**Material to process**
.....
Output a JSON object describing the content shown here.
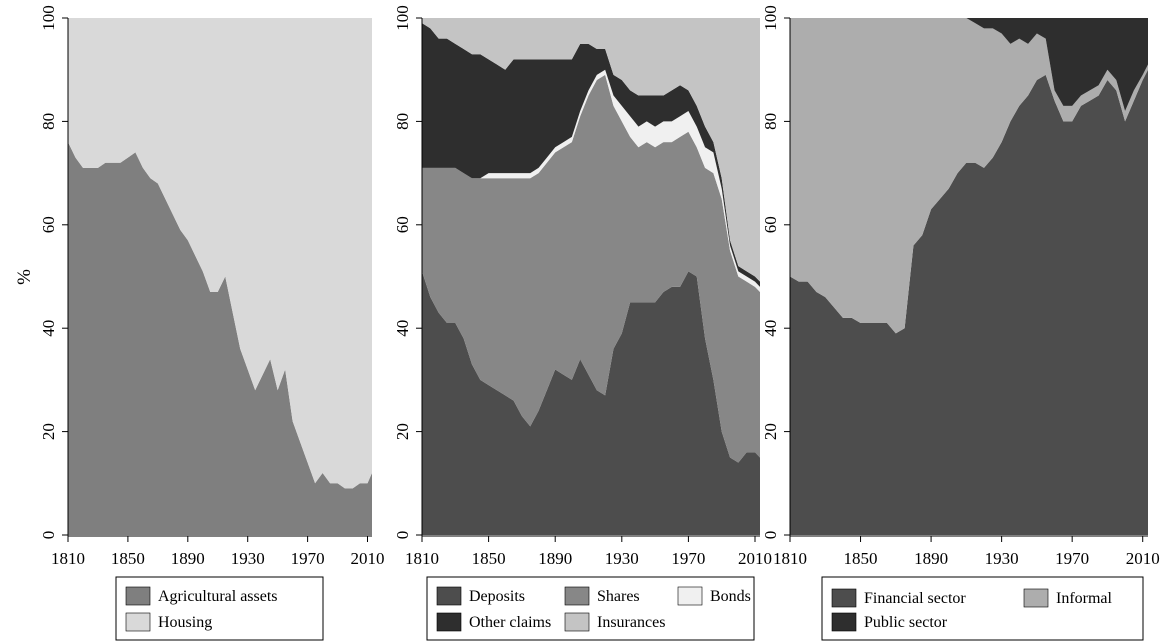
{
  "chart_data": [
    {
      "type": "area",
      "stacked": true,
      "ylabel": "%",
      "ylim": [
        0,
        100
      ],
      "xlim": [
        1810,
        2013
      ],
      "x_ticks": [
        "1810",
        "1850",
        "1890",
        "1930",
        "1970",
        "2010"
      ],
      "y_ticks": [
        "0",
        "20",
        "40",
        "60",
        "80",
        "100"
      ],
      "legend_position": "bottom",
      "x": [
        1810,
        1815,
        1820,
        1825,
        1830,
        1835,
        1840,
        1845,
        1850,
        1855,
        1860,
        1865,
        1870,
        1875,
        1880,
        1885,
        1890,
        1895,
        1900,
        1905,
        1910,
        1915,
        1920,
        1925,
        1930,
        1935,
        1940,
        1945,
        1950,
        1955,
        1960,
        1965,
        1970,
        1975,
        1980,
        1985,
        1990,
        1995,
        2000,
        2005,
        2010,
        2013
      ],
      "series": [
        {
          "name": "Agricultural assets",
          "color": "#7f7f7f",
          "values": [
            76,
            73,
            71,
            71,
            71,
            72,
            72,
            72,
            73,
            74,
            71,
            69,
            68,
            65,
            62,
            59,
            57,
            54,
            51,
            47,
            47,
            50,
            43,
            36,
            32,
            28,
            31,
            34,
            28,
            32,
            22,
            18,
            14,
            10,
            12,
            10,
            10,
            9,
            9,
            10,
            10,
            12
          ]
        },
        {
          "name": "Housing",
          "color": "#d9d9d9",
          "values": [
            24,
            27,
            29,
            29,
            29,
            28,
            28,
            28,
            27,
            26,
            29,
            31,
            32,
            35,
            38,
            41,
            43,
            46,
            49,
            53,
            53,
            50,
            57,
            64,
            68,
            72,
            69,
            66,
            72,
            68,
            78,
            82,
            86,
            90,
            88,
            90,
            90,
            91,
            91,
            90,
            90,
            88
          ]
        }
      ]
    },
    {
      "type": "area",
      "stacked": true,
      "ylim": [
        0,
        100
      ],
      "xlim": [
        1810,
        2013
      ],
      "x_ticks": [
        "1810",
        "1850",
        "1890",
        "1930",
        "1970",
        "2010"
      ],
      "y_ticks": [
        "0",
        "20",
        "40",
        "60",
        "80",
        "100"
      ],
      "legend_position": "bottom",
      "x": [
        1810,
        1815,
        1820,
        1825,
        1830,
        1835,
        1840,
        1845,
        1850,
        1855,
        1860,
        1865,
        1870,
        1875,
        1880,
        1885,
        1890,
        1895,
        1900,
        1905,
        1910,
        1915,
        1920,
        1925,
        1930,
        1935,
        1940,
        1945,
        1950,
        1955,
        1960,
        1965,
        1970,
        1975,
        1980,
        1985,
        1990,
        1995,
        2000,
        2005,
        2010,
        2013
      ],
      "series": [
        {
          "name": "Deposits",
          "color": "#4d4d4d",
          "values": [
            51,
            46,
            43,
            41,
            41,
            38,
            33,
            30,
            29,
            28,
            27,
            26,
            23,
            21,
            24,
            28,
            32,
            31,
            30,
            34,
            31,
            28,
            27,
            36,
            39,
            45,
            45,
            45,
            45,
            47,
            48,
            48,
            51,
            50,
            38,
            30,
            20,
            15,
            14,
            16,
            16,
            15
          ]
        },
        {
          "name": "Shares",
          "color": "#878787",
          "values": [
            20,
            25,
            28,
            30,
            30,
            32,
            36,
            39,
            40,
            41,
            42,
            43,
            46,
            48,
            46,
            44,
            42,
            44,
            46,
            47,
            54,
            60,
            62,
            47,
            41,
            32,
            30,
            31,
            30,
            29,
            28,
            29,
            27,
            25,
            33,
            40,
            45,
            40,
            36,
            33,
            32,
            32
          ]
        },
        {
          "name": "Bonds",
          "color": "#f0f0f0",
          "values": [
            0,
            0,
            0,
            0,
            0,
            0,
            0,
            0,
            1,
            1,
            1,
            1,
            1,
            1,
            1,
            1,
            1,
            1,
            1,
            1,
            1,
            1,
            1,
            2,
            3,
            4,
            4,
            4,
            4,
            4,
            4,
            4,
            4,
            4,
            4,
            4,
            2,
            1,
            1,
            1,
            1,
            1
          ]
        },
        {
          "name": "Other claims",
          "color": "#2e2e2e",
          "values": [
            28,
            27,
            25,
            25,
            24,
            24,
            24,
            24,
            22,
            21,
            20,
            22,
            22,
            22,
            21,
            19,
            17,
            16,
            15,
            13,
            9,
            5,
            4,
            4,
            5,
            5,
            6,
            5,
            6,
            5,
            6,
            6,
            4,
            4,
            4,
            2,
            2,
            1,
            1,
            1,
            1,
            1
          ]
        },
        {
          "name": "Insurances",
          "color": "#c4c4c4",
          "values": [
            1,
            2,
            4,
            4,
            5,
            6,
            7,
            7,
            8,
            9,
            10,
            8,
            8,
            8,
            8,
            8,
            8,
            8,
            8,
            5,
            5,
            6,
            6,
            11,
            12,
            14,
            15,
            15,
            15,
            15,
            14,
            13,
            14,
            17,
            21,
            24,
            31,
            43,
            48,
            49,
            50,
            51
          ]
        }
      ]
    },
    {
      "type": "area",
      "stacked": true,
      "ylim": [
        0,
        100
      ],
      "xlim": [
        1810,
        2013
      ],
      "x_ticks": [
        "1810",
        "1850",
        "1890",
        "1930",
        "1970",
        "2010"
      ],
      "y_ticks": [
        "0",
        "20",
        "40",
        "60",
        "80",
        "100"
      ],
      "legend_position": "bottom",
      "x": [
        1810,
        1815,
        1820,
        1825,
        1830,
        1835,
        1840,
        1845,
        1850,
        1855,
        1860,
        1865,
        1870,
        1875,
        1880,
        1885,
        1890,
        1895,
        1900,
        1905,
        1910,
        1915,
        1920,
        1925,
        1930,
        1935,
        1940,
        1945,
        1950,
        1955,
        1960,
        1965,
        1970,
        1975,
        1980,
        1985,
        1990,
        1995,
        2000,
        2005,
        2010,
        2013
      ],
      "series": [
        {
          "name": "Financial sector",
          "color": "#4d4d4d",
          "values": [
            50,
            49,
            49,
            47,
            46,
            44,
            42,
            42,
            41,
            41,
            41,
            41,
            39,
            40,
            56,
            58,
            63,
            65,
            67,
            70,
            72,
            72,
            71,
            73,
            76,
            80,
            83,
            85,
            88,
            89,
            84,
            80,
            80,
            83,
            84,
            85,
            88,
            86,
            80,
            84,
            88,
            90
          ]
        },
        {
          "name": "Informal",
          "color": "#adadad",
          "values": [
            50,
            51,
            51,
            53,
            54,
            56,
            58,
            58,
            59,
            59,
            59,
            59,
            61,
            60,
            44,
            42,
            37,
            35,
            33,
            30,
            28,
            27,
            27,
            25,
            21,
            15,
            13,
            10,
            9,
            7,
            2,
            3,
            3,
            2,
            2,
            2,
            2,
            2,
            2,
            2,
            1,
            1
          ]
        },
        {
          "name": "Public sector",
          "color": "#2e2e2e",
          "values": [
            0,
            0,
            0,
            0,
            0,
            0,
            0,
            0,
            0,
            0,
            0,
            0,
            0,
            0,
            0,
            0,
            0,
            0,
            0,
            0,
            0,
            1,
            2,
            2,
            3,
            5,
            4,
            5,
            3,
            4,
            14,
            17,
            17,
            15,
            14,
            13,
            10,
            12,
            18,
            14,
            11,
            9
          ]
        }
      ]
    }
  ],
  "legends": [
    {
      "items": [
        {
          "label": "Agricultural assets",
          "color": "#7f7f7f"
        },
        {
          "label": "Housing",
          "color": "#d9d9d9"
        }
      ]
    },
    {
      "items": [
        {
          "label": "Deposits",
          "color": "#4d4d4d"
        },
        {
          "label": "Shares",
          "color": "#878787"
        },
        {
          "label": "Bonds",
          "color": "#f0f0f0"
        },
        {
          "label": "Other claims",
          "color": "#2e2e2e"
        },
        {
          "label": "Insurances",
          "color": "#c4c4c4"
        }
      ]
    },
    {
      "items": [
        {
          "label": "Financial sector",
          "color": "#4d4d4d"
        },
        {
          "label": "Informal",
          "color": "#adadad"
        },
        {
          "label": "Public sector",
          "color": "#2e2e2e"
        }
      ]
    }
  ]
}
.....
From the records above, copy every line that holds the word "claims".

**Answer to this problem**
          "name": "Other claims",
          "label": "Other claims",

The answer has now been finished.